I don't know, possibly I just miss some point here, but in Java,
HashMap behaves like that:
* Giving object to it, it by default uses memory address of that
object as hash code, so you can check if *the same* object is stored
* If object has "hashCode" and "equals" defined, it uses this hashCode
as integer to store an item to map. It is allowed to give same
hashCode to several equal objects. When you request an object, it will
try "equals" method of each object stored to map with same code.
* When you ask an object from map by key, it asks hashCode from this
object. Object itself is responsible to calculate it fast.

HashCode could return just ID field for SQL row (as this uniquely
identifies it), calculate string hash or do some other calculations.

I am personally mostly using two cases:
* One can reverse integer from big endian and back in Java quite
easily. If I have two integers x and y, which probably take about last
half or little more of uint64, I will do x + reversed(y) to get
probably unique hash of a position.
* Having several integers, I will shift them do different positions,
especially if they are probably or certantly small.

Java does not care at all if those objects are mutable or not - it
simply asks the hashCode when needed, stores it also to it's table and
supposes that you are not going to change an object. There could be
some "hashCheck" method for a map to check that all objects return the
same hash, which is stored - for debugging - but mostly one can cast
an object to some read-only interface and if someone other is going to
cast back, it's her problem; also one can manually copy an object when
setting it to be map key. Those are pretty trivial things a programmer
should be able to handle or there is no way to keep bugs out anyway :)

◆ Work instructions ◆
Decide whether each statement agrees with the post on Java HashMap, answering yes or no and quoting the deciding words of the post.
1. When given an object, HashMap by default uses that object's memory address as its hash code.
2. Java checks whether objects used as map keys are mutable.
3. Several equal objects may not be given the same hashCode.
The records that follow are separate material, unrelated to the post on Java HashMap.

◆ Data excerpts ◆
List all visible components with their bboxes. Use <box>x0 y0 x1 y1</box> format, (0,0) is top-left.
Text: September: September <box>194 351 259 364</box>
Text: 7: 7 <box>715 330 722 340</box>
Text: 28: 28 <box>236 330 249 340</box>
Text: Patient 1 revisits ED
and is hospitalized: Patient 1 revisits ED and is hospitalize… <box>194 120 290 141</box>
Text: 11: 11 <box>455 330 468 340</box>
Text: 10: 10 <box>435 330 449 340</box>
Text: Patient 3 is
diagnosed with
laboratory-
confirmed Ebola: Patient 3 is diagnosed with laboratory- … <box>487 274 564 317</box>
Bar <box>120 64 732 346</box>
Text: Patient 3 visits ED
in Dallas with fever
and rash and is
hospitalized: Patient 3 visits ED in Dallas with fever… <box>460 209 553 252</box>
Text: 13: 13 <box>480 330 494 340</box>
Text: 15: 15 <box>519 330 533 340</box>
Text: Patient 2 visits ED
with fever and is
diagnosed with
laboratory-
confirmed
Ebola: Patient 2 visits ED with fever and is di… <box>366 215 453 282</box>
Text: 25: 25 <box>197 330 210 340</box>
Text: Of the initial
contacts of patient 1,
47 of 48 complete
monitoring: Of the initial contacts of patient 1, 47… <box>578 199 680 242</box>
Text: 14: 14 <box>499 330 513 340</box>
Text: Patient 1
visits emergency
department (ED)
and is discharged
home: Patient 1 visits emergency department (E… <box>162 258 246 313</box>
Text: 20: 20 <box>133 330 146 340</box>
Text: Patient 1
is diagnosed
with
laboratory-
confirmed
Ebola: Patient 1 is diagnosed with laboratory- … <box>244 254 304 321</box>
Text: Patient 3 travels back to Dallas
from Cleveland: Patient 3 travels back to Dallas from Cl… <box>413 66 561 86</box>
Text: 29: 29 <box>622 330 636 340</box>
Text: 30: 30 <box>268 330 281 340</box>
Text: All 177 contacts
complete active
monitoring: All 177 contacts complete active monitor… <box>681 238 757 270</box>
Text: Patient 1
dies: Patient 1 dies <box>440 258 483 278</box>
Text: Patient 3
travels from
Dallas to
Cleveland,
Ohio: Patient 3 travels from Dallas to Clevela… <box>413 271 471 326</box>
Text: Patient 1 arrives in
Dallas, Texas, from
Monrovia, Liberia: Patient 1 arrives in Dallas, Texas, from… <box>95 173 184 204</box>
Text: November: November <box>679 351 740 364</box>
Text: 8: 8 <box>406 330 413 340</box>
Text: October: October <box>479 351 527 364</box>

◆ Completed task ◆
1. Yes: "it by default uses memory address of that object as hash code"
2. No: "Java does not care at all if those objects are mutable or not"
3. No: "It is allowed to give same hashCode to several equal objects."